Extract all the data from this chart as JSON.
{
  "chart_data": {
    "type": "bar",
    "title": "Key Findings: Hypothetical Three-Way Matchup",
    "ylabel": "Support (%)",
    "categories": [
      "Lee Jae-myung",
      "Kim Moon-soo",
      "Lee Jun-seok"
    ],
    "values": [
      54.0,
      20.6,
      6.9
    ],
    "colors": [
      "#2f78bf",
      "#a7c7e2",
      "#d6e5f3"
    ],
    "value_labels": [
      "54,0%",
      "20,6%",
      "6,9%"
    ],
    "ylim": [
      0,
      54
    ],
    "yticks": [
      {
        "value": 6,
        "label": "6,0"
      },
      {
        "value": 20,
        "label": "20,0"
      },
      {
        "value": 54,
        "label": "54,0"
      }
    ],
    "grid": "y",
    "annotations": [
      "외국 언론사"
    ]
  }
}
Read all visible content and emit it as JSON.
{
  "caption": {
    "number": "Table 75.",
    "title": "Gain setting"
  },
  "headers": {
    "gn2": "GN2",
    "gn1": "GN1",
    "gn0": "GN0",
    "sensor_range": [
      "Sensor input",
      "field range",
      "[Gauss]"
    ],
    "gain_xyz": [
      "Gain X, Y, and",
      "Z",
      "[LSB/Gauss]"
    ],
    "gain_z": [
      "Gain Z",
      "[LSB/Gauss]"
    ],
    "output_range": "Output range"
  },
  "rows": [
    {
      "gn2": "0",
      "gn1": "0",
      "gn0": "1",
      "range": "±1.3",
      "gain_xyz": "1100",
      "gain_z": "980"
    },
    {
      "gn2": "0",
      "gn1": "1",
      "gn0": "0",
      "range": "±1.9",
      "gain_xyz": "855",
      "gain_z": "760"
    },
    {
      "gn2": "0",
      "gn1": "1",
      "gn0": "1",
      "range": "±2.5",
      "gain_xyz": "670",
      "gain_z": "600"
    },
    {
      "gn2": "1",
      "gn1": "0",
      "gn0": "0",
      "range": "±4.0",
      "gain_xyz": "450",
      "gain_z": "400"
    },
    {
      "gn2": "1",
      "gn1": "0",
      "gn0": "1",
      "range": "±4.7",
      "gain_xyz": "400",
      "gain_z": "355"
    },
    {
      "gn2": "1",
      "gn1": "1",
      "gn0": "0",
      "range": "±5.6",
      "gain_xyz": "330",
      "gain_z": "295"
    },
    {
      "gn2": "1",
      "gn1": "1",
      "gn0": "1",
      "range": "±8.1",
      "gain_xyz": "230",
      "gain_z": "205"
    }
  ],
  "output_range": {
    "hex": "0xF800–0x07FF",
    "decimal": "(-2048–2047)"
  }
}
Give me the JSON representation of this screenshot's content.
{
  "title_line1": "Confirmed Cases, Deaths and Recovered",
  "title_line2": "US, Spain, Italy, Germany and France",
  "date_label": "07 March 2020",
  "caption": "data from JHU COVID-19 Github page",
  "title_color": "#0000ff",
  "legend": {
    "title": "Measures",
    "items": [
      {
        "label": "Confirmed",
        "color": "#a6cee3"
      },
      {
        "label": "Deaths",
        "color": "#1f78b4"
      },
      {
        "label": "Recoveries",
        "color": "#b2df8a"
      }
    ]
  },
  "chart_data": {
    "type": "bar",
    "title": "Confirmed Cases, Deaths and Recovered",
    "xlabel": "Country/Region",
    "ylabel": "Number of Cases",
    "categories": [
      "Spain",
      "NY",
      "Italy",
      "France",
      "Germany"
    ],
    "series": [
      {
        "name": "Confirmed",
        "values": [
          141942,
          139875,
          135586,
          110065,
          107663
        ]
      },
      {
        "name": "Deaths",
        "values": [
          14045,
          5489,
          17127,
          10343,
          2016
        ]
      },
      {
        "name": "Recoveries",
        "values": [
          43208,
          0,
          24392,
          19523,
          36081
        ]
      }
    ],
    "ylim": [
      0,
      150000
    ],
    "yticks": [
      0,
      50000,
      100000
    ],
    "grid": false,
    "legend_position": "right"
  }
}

####

The problem
Count the lines in the records above that contain the word "from", and give only that number.

Answer
2